Stored entries
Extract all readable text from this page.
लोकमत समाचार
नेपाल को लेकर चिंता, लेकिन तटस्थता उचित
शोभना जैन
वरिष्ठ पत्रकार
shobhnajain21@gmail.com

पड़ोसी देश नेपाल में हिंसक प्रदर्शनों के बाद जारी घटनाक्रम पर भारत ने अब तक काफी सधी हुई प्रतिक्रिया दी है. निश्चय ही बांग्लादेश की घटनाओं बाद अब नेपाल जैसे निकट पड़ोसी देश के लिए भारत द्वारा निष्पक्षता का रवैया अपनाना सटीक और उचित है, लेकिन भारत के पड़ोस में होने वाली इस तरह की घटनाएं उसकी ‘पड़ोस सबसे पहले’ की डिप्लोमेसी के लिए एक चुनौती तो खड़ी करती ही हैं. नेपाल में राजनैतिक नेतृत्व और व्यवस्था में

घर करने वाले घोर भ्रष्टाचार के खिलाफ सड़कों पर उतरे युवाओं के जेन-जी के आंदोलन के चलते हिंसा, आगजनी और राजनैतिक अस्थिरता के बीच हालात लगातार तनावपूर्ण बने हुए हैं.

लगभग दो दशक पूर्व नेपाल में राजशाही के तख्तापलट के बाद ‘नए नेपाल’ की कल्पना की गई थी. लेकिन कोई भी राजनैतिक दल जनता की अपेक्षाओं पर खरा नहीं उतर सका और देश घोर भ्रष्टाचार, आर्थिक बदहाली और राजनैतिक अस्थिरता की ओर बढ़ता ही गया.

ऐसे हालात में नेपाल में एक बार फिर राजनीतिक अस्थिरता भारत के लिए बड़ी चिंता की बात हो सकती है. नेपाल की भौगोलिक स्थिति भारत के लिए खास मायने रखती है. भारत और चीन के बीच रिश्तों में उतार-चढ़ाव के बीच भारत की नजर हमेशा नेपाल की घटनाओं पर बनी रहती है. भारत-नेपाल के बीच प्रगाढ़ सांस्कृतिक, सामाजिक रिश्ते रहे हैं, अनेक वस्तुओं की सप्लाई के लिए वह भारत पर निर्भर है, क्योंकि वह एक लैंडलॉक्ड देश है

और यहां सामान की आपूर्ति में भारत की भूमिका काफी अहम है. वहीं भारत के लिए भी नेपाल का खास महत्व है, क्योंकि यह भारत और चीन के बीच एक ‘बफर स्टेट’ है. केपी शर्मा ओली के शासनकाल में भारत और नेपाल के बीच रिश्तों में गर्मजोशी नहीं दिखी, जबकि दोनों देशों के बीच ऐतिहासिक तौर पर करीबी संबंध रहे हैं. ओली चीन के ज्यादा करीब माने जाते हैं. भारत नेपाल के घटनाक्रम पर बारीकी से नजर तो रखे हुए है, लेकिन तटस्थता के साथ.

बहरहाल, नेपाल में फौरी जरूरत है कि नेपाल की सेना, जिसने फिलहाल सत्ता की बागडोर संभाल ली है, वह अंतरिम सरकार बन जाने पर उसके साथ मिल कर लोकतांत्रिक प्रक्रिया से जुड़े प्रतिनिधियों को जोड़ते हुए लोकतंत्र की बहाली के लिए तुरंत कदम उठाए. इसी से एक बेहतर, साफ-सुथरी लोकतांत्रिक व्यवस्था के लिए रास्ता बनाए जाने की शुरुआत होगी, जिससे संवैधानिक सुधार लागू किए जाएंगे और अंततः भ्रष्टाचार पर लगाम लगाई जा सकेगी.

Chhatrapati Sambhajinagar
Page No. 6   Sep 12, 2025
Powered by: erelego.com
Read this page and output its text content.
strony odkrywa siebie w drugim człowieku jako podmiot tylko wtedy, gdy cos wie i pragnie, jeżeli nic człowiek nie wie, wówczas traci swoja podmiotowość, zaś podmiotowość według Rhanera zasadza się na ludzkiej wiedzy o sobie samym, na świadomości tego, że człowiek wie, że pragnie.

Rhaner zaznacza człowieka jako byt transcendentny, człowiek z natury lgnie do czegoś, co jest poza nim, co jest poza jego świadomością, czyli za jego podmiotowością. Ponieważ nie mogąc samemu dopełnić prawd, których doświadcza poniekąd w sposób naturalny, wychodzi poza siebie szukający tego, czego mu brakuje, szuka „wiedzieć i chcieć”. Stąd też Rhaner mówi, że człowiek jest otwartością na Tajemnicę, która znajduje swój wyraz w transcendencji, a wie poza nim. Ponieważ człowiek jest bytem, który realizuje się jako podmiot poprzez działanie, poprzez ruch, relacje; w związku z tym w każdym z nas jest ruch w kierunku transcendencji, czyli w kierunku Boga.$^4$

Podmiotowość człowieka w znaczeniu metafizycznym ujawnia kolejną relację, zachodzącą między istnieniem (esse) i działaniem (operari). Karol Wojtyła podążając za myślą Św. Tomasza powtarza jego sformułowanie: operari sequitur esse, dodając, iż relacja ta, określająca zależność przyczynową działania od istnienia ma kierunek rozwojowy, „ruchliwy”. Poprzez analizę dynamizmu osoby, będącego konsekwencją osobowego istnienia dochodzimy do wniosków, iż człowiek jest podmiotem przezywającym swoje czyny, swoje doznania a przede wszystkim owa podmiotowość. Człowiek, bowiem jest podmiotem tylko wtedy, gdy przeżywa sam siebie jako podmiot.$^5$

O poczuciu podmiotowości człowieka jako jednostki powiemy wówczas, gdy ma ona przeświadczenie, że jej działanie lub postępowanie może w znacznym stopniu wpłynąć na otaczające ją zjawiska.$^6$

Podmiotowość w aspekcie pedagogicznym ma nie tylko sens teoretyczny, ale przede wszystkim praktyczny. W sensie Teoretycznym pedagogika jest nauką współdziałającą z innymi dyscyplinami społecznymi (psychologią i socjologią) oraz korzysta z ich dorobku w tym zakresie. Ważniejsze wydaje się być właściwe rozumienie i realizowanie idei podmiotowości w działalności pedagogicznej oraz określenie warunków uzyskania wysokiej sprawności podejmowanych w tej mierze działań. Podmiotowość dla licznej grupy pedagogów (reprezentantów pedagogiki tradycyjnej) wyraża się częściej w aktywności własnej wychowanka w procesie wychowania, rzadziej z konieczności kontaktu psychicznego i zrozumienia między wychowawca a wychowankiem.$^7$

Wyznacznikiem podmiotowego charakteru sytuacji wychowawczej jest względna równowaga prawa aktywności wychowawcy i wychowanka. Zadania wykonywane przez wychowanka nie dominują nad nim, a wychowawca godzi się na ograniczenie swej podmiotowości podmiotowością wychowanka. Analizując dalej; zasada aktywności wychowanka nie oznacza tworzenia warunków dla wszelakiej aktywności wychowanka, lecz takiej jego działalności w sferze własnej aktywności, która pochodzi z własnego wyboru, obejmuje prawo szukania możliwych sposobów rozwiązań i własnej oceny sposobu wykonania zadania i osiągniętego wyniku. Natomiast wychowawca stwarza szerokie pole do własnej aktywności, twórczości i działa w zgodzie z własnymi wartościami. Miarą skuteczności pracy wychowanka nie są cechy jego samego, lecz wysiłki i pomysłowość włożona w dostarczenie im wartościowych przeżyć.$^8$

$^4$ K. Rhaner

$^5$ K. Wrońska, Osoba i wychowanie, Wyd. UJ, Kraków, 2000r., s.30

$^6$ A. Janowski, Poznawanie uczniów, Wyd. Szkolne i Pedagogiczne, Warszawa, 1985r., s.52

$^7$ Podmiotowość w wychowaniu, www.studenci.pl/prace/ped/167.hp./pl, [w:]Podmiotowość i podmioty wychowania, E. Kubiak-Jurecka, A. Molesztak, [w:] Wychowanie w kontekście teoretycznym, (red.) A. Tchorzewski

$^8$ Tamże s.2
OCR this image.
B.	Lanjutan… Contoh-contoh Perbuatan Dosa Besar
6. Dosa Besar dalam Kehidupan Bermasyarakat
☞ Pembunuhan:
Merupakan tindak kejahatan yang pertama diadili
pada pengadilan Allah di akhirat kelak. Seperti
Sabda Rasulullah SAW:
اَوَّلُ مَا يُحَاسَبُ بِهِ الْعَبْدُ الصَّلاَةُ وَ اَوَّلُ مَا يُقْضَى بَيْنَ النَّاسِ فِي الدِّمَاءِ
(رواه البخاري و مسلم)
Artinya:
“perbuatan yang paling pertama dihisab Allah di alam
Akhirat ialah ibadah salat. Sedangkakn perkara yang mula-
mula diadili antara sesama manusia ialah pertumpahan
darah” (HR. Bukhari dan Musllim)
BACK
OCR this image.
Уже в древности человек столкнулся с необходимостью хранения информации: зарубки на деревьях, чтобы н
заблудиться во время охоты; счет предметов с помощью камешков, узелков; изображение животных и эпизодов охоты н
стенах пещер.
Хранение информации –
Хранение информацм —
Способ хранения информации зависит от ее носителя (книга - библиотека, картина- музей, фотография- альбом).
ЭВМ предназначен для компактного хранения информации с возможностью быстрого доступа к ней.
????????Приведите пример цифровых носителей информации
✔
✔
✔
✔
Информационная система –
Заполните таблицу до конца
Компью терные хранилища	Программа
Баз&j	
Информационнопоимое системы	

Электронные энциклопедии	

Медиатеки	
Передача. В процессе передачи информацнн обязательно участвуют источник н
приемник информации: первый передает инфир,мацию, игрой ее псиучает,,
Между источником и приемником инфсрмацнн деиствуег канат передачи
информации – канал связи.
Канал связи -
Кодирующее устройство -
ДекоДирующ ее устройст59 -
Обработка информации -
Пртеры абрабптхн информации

-- Description of the task --
Lines that hold "przede" are the ones to copy; find all of them.

-- Task output --
Podmiotowość człowieka w znaczeniu metafizycznym ujawnia kolejną relację, zachodzącą między istnieniem (esse) i działaniem (operari). Karol Wojtyła podążając za myślą Św. Tomasza powtarza jego sformułowanie: operari sequitur esse, dodając, iż relacja ta, określająca zależność przyczynową działania od istnienia ma kierunek rozwojowy, „ruchliwy”. Poprzez analizę dynamizmu osoby, będącego konsekwencją osobowego istnienia dochodzimy do wniosków, iż człowiek jest podmiotem przezywającym swoje czyny, swoje doznania a przede wszystkim owa podmiotowość. Człowiek, bowiem jest podmiotem tylko wtedy, gdy przeżywa sam siebie jako podmiot.$^5$
Podmiotowość w aspekcie pedagogicznym ma nie tylko sens teoretyczny, ale przede wszystkim praktyczny. W sensie Teoretycznym pedagogika jest nauką współdziałającą z innymi dyscyplinami społecznymi (psychologią i socjologią) oraz korzysta z ich dorobku w tym zakresie. Ważniejsze wydaje się być właściwe rozumienie i realizowanie idei podmiotowości w działalności pedagogicznej oraz określenie warunków uzyskania wysokiej sprawności podejmowanych w tej mierze działań. Podmiotowość dla licznej grupy pedagogów (reprezentantów pedagogiki tradycyjnej) wyraża się częściej w aktywności własnej wychowanka w procesie wychowania, rzadziej z konieczności kontaktu psychicznego i zrozumienia między wychowawca a wychowankiem.$^7$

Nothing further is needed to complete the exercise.